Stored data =
--- --- ---
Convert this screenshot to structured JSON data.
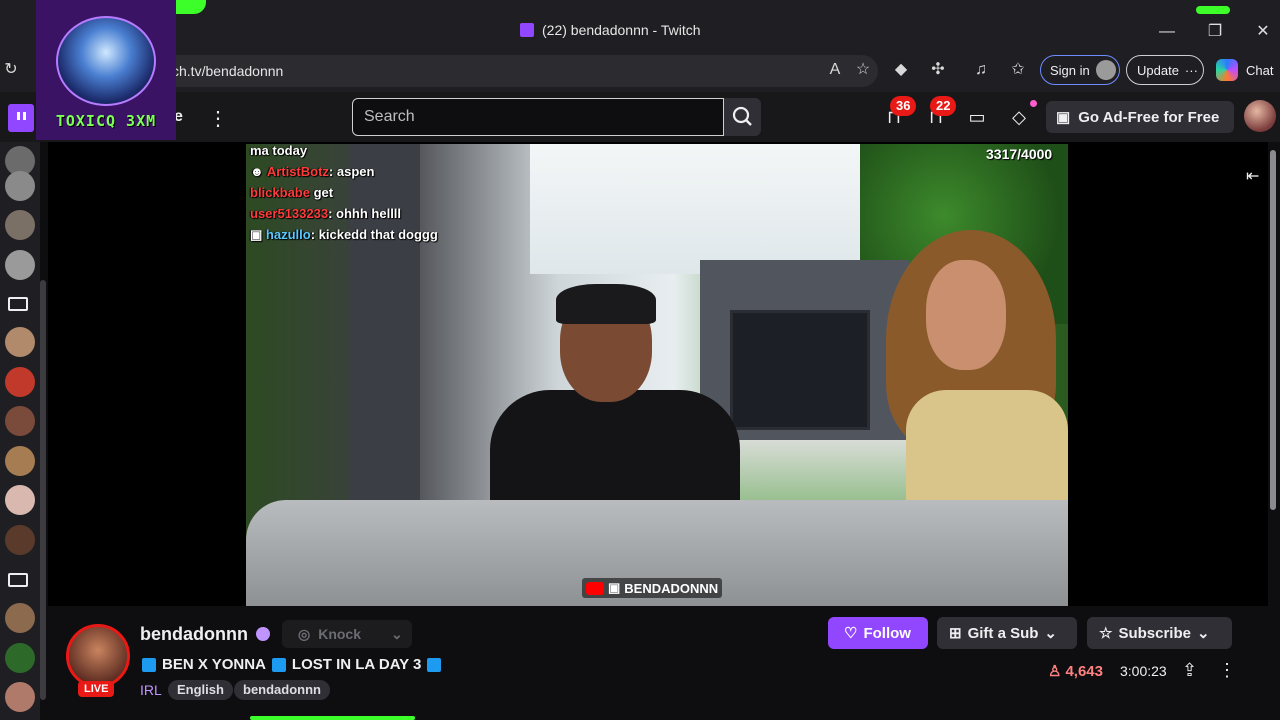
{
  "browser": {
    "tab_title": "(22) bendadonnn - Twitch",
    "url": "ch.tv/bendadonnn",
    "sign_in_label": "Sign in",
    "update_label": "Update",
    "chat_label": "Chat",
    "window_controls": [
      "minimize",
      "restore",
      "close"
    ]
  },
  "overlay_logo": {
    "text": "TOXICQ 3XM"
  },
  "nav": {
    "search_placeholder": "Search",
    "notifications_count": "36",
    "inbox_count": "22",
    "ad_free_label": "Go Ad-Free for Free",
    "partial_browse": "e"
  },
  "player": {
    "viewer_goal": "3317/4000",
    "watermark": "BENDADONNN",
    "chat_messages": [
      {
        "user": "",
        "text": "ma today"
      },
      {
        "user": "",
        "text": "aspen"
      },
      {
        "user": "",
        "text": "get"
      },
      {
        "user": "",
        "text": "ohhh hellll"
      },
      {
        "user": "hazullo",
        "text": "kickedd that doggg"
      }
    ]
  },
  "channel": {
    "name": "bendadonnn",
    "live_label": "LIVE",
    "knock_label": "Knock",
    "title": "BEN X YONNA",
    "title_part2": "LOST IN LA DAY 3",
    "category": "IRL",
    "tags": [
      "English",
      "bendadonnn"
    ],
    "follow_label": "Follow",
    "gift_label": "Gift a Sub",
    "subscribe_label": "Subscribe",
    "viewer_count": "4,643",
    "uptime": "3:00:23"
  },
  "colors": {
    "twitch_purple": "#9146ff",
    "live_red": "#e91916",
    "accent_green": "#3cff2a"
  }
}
--- --- ---
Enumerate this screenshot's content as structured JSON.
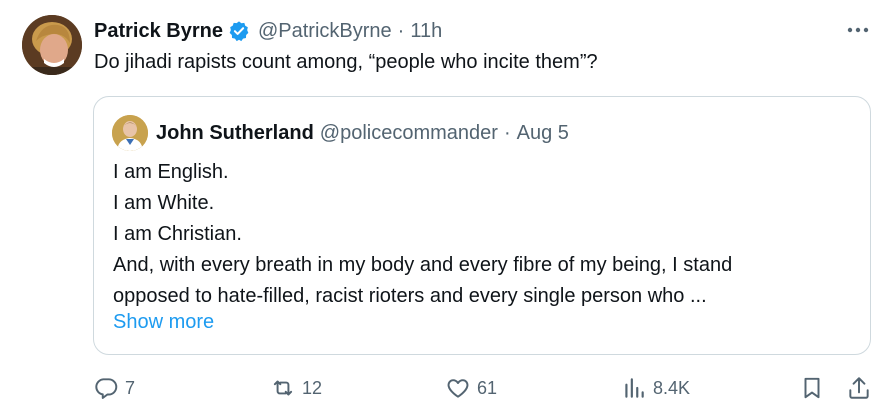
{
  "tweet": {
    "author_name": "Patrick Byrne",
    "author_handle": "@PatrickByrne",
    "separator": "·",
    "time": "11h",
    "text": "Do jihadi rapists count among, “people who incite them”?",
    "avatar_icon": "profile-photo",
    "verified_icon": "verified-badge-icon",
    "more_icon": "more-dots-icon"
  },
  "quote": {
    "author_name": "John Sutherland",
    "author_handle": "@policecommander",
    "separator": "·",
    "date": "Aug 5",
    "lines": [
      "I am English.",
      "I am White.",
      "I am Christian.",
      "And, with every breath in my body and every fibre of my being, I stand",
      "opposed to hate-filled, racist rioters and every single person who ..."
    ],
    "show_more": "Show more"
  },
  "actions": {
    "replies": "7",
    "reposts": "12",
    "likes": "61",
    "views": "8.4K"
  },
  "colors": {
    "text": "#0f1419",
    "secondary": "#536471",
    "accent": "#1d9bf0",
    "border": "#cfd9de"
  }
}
--- --- ---
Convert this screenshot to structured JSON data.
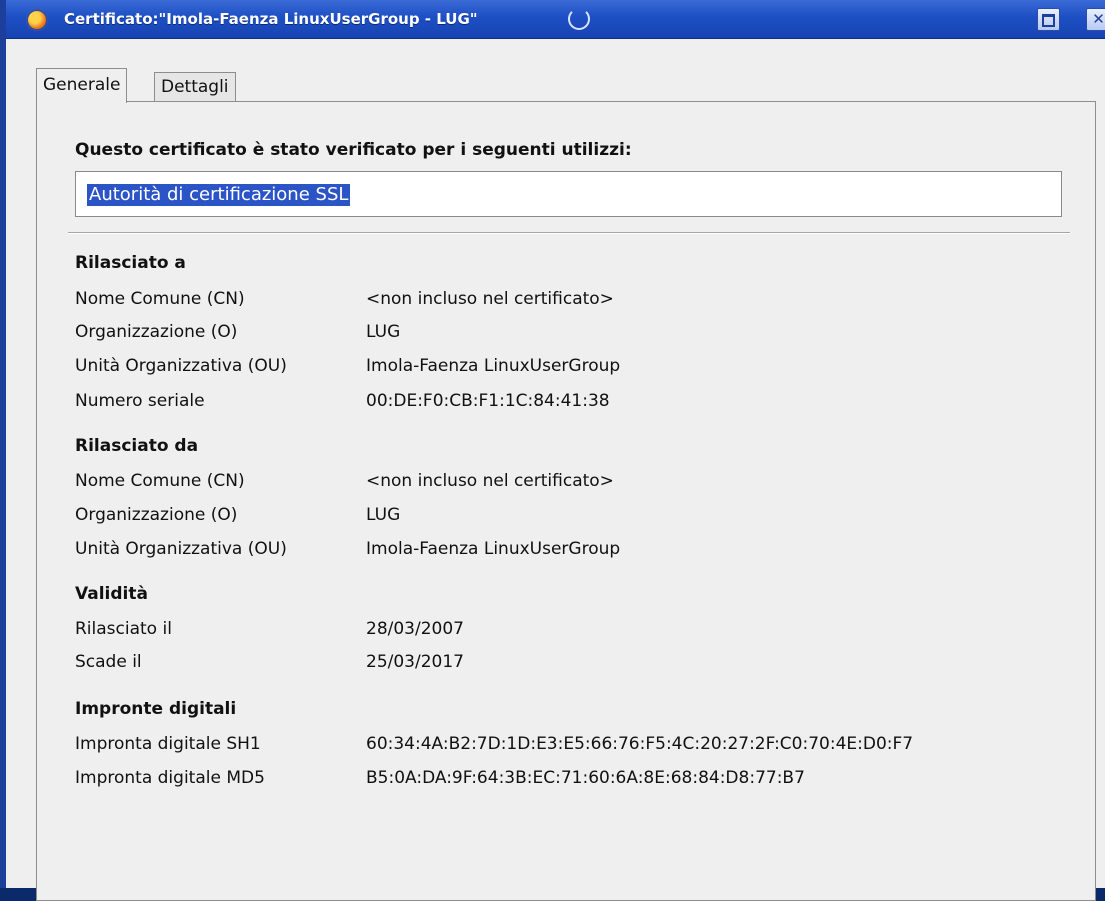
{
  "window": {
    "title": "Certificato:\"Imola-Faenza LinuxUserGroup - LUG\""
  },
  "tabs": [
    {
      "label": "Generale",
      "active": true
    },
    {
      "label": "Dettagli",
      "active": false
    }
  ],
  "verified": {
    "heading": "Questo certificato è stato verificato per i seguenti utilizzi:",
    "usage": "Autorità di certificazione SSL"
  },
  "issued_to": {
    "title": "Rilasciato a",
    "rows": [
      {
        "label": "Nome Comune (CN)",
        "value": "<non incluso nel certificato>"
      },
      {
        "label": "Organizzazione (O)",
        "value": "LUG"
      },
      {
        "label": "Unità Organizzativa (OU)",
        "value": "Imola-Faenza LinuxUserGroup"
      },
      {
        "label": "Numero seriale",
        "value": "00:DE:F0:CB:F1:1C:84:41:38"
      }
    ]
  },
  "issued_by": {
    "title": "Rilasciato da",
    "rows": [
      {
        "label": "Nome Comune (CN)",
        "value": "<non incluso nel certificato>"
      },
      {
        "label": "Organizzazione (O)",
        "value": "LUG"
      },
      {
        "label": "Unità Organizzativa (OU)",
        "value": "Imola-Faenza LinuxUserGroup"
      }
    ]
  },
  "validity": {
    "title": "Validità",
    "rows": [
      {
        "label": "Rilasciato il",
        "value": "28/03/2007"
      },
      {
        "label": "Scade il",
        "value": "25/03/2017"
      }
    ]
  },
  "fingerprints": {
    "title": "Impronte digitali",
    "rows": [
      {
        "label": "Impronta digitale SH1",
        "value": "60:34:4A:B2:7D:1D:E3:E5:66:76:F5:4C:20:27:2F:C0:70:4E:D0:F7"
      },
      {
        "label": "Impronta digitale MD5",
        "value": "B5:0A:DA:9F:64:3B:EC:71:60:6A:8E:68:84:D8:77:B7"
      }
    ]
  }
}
--- --- ---
PROBLEM DESCRIPTION =
Scan the material above. Extract every line in which the word "more" occurs.

REPLY =
    "more_icon": "more-dots-icon"
    "show_more": "Show more"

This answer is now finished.